• **EXERCISE REQUIREMENTS**: In the news excerpt below about deportees returned to Guyana, how does the Guyana Bar Association describe the provisions of the amendment?

• **EXCERPT TO READ**:
--- Start ---
Insanally told Stabroek News in an interview that negotiations on the Memorandum of Under-standing with the United States of America covering the return of the deportees are yet to be finalised. He explained that the negotiations are taking place regionally through the CARICOM ambassadors in Washington DC and bilaterally.

The bilateral negotiations with the US are stalled pending a response from the US State Department on the Guyana Government's comments on the proposed draft of the memorandum.

Insanally said that the government is interested in receiving assistance not only in the monitoring and surveillance of the deportees but also in their resettlement.

At the regional level, the minister said that when he and his colleagues met with US Secretary of State Colin Powell during the UN General Assembly, the US had given a reaction to the proposal for the establishment of a resettlement fund created by the seizure of the assets of those deportees convicted for drug related crimes. The fund is being seen as an initiative to help the countries in the region in their efforts to cope with absorbing the deportees.

Insanally said that the US officials had indicated that the US Immigration and Naturalization Service would have some difficulty implementing the proposals but that the discussions were still ongoing.

Meanwhile, despite the dispatch in passing the amendment to the Prevention of Crimes Act, the Government is still to take advantage of the powers given to the police under the new legislation to monitor a certain category of deportees.

Police sources told Stabroek News that the police are still familiarizing themselves with the legislation and taking legal advice on it.

The amendment was enacted together with three others as part of a menu of anti-crime measures being taken by the government to address the current crime wave.

Last month Police Commissioner Floyd McDonald said the deportees were making a significant contribution to the criminal acts committed recently.

The amendment provides for Guyanese convicted of certain offences in a foreign state to be effectively monitored by the police. In cases where the police seek to monitor the movements of a given deportee, they will make an ex parte application to the court for the appropriate order.

The amendment also provides for the police to monitor those persons who elect to return to Guyana instead of being deported. The monitoring provided for in the act includes restricting the deportee to a defined geographical area.

The Guyana Bar Association describes these provisions as a challenge to rights guaranteed by the constitution.

According to information extracted by the Stabroek News from releases issued by the police between November 15 last year and October 16 this year, 268 persons have been deported back to Guyana, 207 of them having been returned from the United States of America and 37 from Canada. Of these, 57 were returned after being convicted for the possession of narcotics and 7 from Canada for the same offence. For the offence of trafficking in narcotics, 46 were returned from the US and 10 from Canada. For robbery under arms and robbery 28 of the 31 who were deported here came from the USA.
--- End ---
• **Items from a dataset**:
--- Start ---
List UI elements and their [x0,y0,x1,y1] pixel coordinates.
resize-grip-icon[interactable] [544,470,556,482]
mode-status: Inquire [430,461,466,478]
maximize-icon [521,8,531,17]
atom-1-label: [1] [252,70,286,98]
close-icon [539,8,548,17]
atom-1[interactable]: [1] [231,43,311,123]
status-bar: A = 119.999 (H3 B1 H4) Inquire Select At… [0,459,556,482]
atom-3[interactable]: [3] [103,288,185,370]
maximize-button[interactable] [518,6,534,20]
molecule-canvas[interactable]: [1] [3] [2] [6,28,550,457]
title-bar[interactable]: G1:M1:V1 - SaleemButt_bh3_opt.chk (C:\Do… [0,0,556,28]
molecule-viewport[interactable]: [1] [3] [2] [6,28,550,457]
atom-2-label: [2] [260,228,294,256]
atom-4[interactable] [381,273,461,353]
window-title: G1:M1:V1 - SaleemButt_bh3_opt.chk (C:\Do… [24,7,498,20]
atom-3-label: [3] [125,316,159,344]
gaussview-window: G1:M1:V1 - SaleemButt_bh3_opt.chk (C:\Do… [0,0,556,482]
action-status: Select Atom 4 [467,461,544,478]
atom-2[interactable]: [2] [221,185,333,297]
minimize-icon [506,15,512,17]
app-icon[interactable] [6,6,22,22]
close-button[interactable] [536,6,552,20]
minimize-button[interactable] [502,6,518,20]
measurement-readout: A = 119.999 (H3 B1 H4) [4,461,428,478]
--- End ---
• **RESULT**: It describes them as a challenge to rights guaranteed by the constitution.